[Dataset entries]
★ ★ ★ ★
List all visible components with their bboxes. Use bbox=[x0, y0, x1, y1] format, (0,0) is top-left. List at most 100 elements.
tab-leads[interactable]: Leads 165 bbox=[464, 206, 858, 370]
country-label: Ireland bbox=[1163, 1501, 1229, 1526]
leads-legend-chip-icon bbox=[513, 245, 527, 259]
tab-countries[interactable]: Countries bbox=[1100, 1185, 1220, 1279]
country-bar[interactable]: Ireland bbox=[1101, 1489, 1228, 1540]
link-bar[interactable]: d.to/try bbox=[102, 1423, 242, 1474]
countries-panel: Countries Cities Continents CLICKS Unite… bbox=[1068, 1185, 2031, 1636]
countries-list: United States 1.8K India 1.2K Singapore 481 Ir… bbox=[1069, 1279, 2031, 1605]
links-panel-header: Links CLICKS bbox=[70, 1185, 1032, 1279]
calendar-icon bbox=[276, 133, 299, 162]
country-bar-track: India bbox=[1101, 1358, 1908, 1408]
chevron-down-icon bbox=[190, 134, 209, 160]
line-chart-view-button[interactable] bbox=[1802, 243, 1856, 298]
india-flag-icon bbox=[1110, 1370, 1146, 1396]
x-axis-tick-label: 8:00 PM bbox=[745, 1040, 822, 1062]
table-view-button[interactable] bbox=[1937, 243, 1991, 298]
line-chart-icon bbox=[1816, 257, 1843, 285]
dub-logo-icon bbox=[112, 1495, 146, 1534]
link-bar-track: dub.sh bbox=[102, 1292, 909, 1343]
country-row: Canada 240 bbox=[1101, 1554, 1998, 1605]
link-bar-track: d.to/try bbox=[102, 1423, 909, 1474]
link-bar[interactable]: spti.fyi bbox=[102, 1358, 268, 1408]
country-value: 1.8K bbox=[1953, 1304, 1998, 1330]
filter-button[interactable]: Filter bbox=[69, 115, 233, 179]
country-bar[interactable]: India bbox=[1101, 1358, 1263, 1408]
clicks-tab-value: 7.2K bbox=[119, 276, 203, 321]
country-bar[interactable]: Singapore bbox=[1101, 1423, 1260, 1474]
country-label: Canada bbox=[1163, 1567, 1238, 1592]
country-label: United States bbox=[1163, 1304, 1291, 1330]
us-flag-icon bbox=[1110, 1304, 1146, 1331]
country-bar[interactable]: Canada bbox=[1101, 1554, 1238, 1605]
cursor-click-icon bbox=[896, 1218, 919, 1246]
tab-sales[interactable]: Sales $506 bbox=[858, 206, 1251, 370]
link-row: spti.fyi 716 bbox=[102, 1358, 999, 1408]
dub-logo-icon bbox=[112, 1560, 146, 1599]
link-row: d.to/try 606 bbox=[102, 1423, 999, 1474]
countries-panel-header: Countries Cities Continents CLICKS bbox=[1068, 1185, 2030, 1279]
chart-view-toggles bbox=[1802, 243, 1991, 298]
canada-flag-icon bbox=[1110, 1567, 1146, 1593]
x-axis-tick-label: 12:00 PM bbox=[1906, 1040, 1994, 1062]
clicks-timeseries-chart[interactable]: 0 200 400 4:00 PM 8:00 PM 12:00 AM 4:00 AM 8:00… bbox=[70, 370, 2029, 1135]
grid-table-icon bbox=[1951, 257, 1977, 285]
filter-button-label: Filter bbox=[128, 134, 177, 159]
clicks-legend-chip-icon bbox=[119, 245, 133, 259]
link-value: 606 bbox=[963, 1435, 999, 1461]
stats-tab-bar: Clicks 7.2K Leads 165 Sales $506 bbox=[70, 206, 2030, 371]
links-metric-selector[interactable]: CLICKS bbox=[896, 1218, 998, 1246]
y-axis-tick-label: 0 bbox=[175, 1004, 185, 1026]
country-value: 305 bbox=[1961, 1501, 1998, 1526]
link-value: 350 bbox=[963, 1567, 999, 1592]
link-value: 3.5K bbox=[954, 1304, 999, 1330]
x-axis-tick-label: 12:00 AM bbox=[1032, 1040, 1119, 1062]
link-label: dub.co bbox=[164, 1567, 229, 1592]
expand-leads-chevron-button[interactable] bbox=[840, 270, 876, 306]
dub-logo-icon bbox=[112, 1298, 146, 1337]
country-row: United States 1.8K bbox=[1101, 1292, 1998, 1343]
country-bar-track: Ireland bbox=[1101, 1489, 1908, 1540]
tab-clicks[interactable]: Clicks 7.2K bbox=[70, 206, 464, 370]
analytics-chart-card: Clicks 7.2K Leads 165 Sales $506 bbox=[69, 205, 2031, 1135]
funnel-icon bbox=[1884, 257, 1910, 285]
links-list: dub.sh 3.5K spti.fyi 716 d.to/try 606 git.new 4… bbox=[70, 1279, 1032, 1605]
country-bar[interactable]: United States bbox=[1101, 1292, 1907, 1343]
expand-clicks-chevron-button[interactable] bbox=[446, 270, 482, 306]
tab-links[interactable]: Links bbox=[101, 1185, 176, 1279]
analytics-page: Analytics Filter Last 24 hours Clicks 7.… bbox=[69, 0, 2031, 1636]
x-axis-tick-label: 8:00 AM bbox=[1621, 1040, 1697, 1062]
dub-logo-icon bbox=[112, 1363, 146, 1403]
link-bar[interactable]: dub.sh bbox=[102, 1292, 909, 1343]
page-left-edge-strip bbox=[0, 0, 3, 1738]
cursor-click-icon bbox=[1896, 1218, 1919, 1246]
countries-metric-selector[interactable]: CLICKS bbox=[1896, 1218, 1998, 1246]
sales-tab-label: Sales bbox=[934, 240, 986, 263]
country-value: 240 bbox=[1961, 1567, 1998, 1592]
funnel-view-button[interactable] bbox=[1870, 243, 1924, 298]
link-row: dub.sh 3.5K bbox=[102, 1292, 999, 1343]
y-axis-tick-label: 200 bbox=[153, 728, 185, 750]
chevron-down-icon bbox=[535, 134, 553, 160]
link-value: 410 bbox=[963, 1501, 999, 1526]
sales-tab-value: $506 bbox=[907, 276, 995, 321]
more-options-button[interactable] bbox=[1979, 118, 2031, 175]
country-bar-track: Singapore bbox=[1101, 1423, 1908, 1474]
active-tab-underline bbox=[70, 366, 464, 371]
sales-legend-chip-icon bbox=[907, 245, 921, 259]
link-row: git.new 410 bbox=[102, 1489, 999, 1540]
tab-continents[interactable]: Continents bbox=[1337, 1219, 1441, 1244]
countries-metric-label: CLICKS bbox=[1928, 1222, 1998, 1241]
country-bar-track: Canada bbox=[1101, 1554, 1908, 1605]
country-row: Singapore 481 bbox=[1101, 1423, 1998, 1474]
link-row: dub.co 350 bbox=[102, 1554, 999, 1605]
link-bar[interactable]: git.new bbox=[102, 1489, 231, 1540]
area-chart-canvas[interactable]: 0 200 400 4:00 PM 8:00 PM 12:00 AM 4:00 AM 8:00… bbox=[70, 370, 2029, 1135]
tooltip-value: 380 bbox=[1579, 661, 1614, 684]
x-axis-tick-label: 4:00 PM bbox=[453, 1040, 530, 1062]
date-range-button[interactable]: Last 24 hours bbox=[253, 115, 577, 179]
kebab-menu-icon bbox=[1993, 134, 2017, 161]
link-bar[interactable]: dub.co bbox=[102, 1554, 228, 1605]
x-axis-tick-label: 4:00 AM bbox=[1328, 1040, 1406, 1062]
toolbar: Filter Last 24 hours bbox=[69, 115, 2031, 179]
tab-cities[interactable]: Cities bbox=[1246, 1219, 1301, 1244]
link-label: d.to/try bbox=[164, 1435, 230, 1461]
★ ★ ★ ★
--- PROBLEM TO SOLVE ---
Copy all of the data above line for line, leaving every character unchanged.

--- RESULT OF THE EXERCISE ---
List all visible components with their bboxes. Use bbox=[x0, y0, x1, y1] format, (0,0) is top-left. List at most 100 elements.
tab-leads[interactable]: Leads 165 bbox=[464, 206, 858, 370]
country-label: Ireland bbox=[1163, 1501, 1229, 1526]
leads-legend-chip-icon bbox=[513, 245, 527, 259]
tab-countries[interactable]: Countries bbox=[1100, 1185, 1220, 1279]
country-bar[interactable]: Ireland bbox=[1101, 1489, 1228, 1540]
link-bar[interactable]: d.to/try bbox=[102, 1423, 242, 1474]
countries-panel: Countries Cities Continents CLICKS Unite… bbox=[1068, 1185, 2031, 1636]
countries-list: United States 1.8K India 1.2K Singapore 481 Ir… bbox=[1069, 1279, 2031, 1605]
links-panel-header: Links CLICKS bbox=[70, 1185, 1032, 1279]
calendar-icon bbox=[276, 133, 299, 162]
country-bar-track: India bbox=[1101, 1358, 1908, 1408]
chevron-down-icon bbox=[190, 134, 209, 160]
line-chart-view-button[interactable] bbox=[1802, 243, 1856, 298]
india-flag-icon bbox=[1110, 1370, 1146, 1396]
x-axis-tick-label: 8:00 PM bbox=[745, 1040, 822, 1062]
table-view-button[interactable] bbox=[1937, 243, 1991, 298]
line-chart-icon bbox=[1816, 257, 1843, 285]
dub-logo-icon bbox=[112, 1495, 146, 1534]
link-bar-track: dub.sh bbox=[102, 1292, 909, 1343]
country-row: Canada 240 bbox=[1101, 1554, 1998, 1605]
link-bar-track: d.to/try bbox=[102, 1423, 909, 1474]
link-bar[interactable]: spti.fyi bbox=[102, 1358, 268, 1408]
country-value: 1.8K bbox=[1953, 1304, 1998, 1330]
filter-button[interactable]: Filter bbox=[69, 115, 233, 179]
country-bar[interactable]: India bbox=[1101, 1358, 1263, 1408]
clicks-tab-value: 7.2K bbox=[119, 276, 203, 321]
country-bar[interactable]: Singapore bbox=[1101, 1423, 1260, 1474]
country-label: Canada bbox=[1163, 1567, 1238, 1592]
country-label: United States bbox=[1163, 1304, 1291, 1330]
us-flag-icon bbox=[1110, 1304, 1146, 1331]
country-bar[interactable]: Canada bbox=[1101, 1554, 1238, 1605]
cursor-click-icon bbox=[896, 1218, 919, 1246]
tab-sales[interactable]: Sales $506 bbox=[858, 206, 1251, 370]
link-row: spti.fyi 716 bbox=[102, 1358, 999, 1408]
dub-logo-icon bbox=[112, 1560, 146, 1599]
link-row: d.to/try 606 bbox=[102, 1423, 999, 1474]
countries-panel-header: Countries Cities Continents CLICKS bbox=[1068, 1185, 2030, 1279]
chart-view-toggles bbox=[1802, 243, 1991, 298]
canada-flag-icon bbox=[1110, 1567, 1146, 1593]
x-axis-tick-label: 12:00 PM bbox=[1906, 1040, 1994, 1062]
clicks-timeseries-chart[interactable]: 0 200 400 4:00 PM 8:00 PM 12:00 AM 4:00 AM 8:00… bbox=[70, 370, 2029, 1135]
grid-table-icon bbox=[1951, 257, 1977, 285]
filter-button-label: Filter bbox=[128, 134, 177, 159]
clicks-legend-chip-icon bbox=[119, 245, 133, 259]
link-value: 606 bbox=[963, 1435, 999, 1461]
stats-tab-bar: Clicks 7.2K Leads 165 Sales $506 bbox=[70, 206, 2030, 371]
links-metric-selector[interactable]: CLICKS bbox=[896, 1218, 998, 1246]
y-axis-tick-label: 0 bbox=[175, 1004, 185, 1026]
country-value: 305 bbox=[1961, 1501, 1998, 1526]
link-value: 350 bbox=[963, 1567, 999, 1592]
link-value: 3.5K bbox=[954, 1304, 999, 1330]
x-axis-tick-label: 12:00 AM bbox=[1032, 1040, 1119, 1062]
link-label: dub.co bbox=[164, 1567, 229, 1592]
expand-leads-chevron-button[interactable] bbox=[840, 270, 876, 306]
dub-logo-icon bbox=[112, 1298, 146, 1337]
country-row: United States 1.8K bbox=[1101, 1292, 1998, 1343]
country-bar-track: Ireland bbox=[1101, 1489, 1908, 1540]
tab-clicks[interactable]: Clicks 7.2K bbox=[70, 206, 464, 370]
analytics-chart-card: Clicks 7.2K Leads 165 Sales $506 bbox=[69, 205, 2031, 1135]
funnel-icon bbox=[1884, 257, 1910, 285]
links-list: dub.sh 3.5K spti.fyi 716 d.to/try 606 git.new 4… bbox=[70, 1279, 1032, 1605]
country-bar[interactable]: United States bbox=[1101, 1292, 1907, 1343]
expand-clicks-chevron-button[interactable] bbox=[446, 270, 482, 306]
tab-links[interactable]: Links bbox=[101, 1185, 176, 1279]
analytics-page: Analytics Filter Last 24 hours Clicks 7.… bbox=[69, 0, 2031, 1636]
x-axis-tick-label: 8:00 AM bbox=[1621, 1040, 1697, 1062]
dub-logo-icon bbox=[112, 1363, 146, 1403]
link-bar[interactable]: dub.sh bbox=[102, 1292, 909, 1343]
page-left-edge-strip bbox=[0, 0, 3, 1738]
cursor-click-icon bbox=[1896, 1218, 1919, 1246]
countries-metric-selector[interactable]: CLICKS bbox=[1896, 1218, 1998, 1246]
sales-tab-label: Sales bbox=[934, 240, 986, 263]
country-value: 240 bbox=[1961, 1567, 1998, 1592]
funnel-view-button[interactable] bbox=[1870, 243, 1924, 298]
link-row: dub.sh 3.5K bbox=[102, 1292, 999, 1343]
y-axis-tick-label: 200 bbox=[153, 728, 185, 750]
chevron-down-icon bbox=[535, 134, 553, 160]
link-value: 410 bbox=[963, 1501, 999, 1526]
sales-tab-value: $506 bbox=[907, 276, 995, 321]
more-options-button[interactable] bbox=[1979, 118, 2031, 175]
country-bar-track: Singapore bbox=[1101, 1423, 1908, 1474]
active-tab-underline bbox=[70, 366, 464, 371]
sales-legend-chip-icon bbox=[907, 245, 921, 259]
link-row: git.new 410 bbox=[102, 1489, 999, 1540]
tab-continents[interactable]: Continents bbox=[1337, 1219, 1441, 1244]
countries-metric-label: CLICKS bbox=[1928, 1222, 1998, 1241]
country-bar-track: Canada bbox=[1101, 1554, 1908, 1605]
country-row: Singapore 481 bbox=[1101, 1423, 1998, 1474]
link-row: dub.co 350 bbox=[102, 1554, 999, 1605]
link-bar[interactable]: git.new bbox=[102, 1489, 231, 1540]
area-chart-canvas[interactable]: 0 200 400 4:00 PM 8:00 PM 12:00 AM 4:00 AM 8:00… bbox=[70, 370, 2029, 1135]
tooltip-value: 380 bbox=[1579, 661, 1614, 684]
x-axis-tick-label: 4:00 PM bbox=[453, 1040, 530, 1062]
date-range-button[interactable]: Last 24 hours bbox=[253, 115, 577, 179]
kebab-menu-icon bbox=[1993, 134, 2017, 161]
link-bar[interactable]: dub.co bbox=[102, 1554, 228, 1605]
x-axis-tick-label: 4:00 AM bbox=[1328, 1040, 1406, 1062]
toolbar: Filter Last 24 hours bbox=[69, 115, 2031, 179]
tab-cities[interactable]: Cities bbox=[1246, 1219, 1301, 1244]
link-label: d.to/try bbox=[164, 1435, 230, 1461]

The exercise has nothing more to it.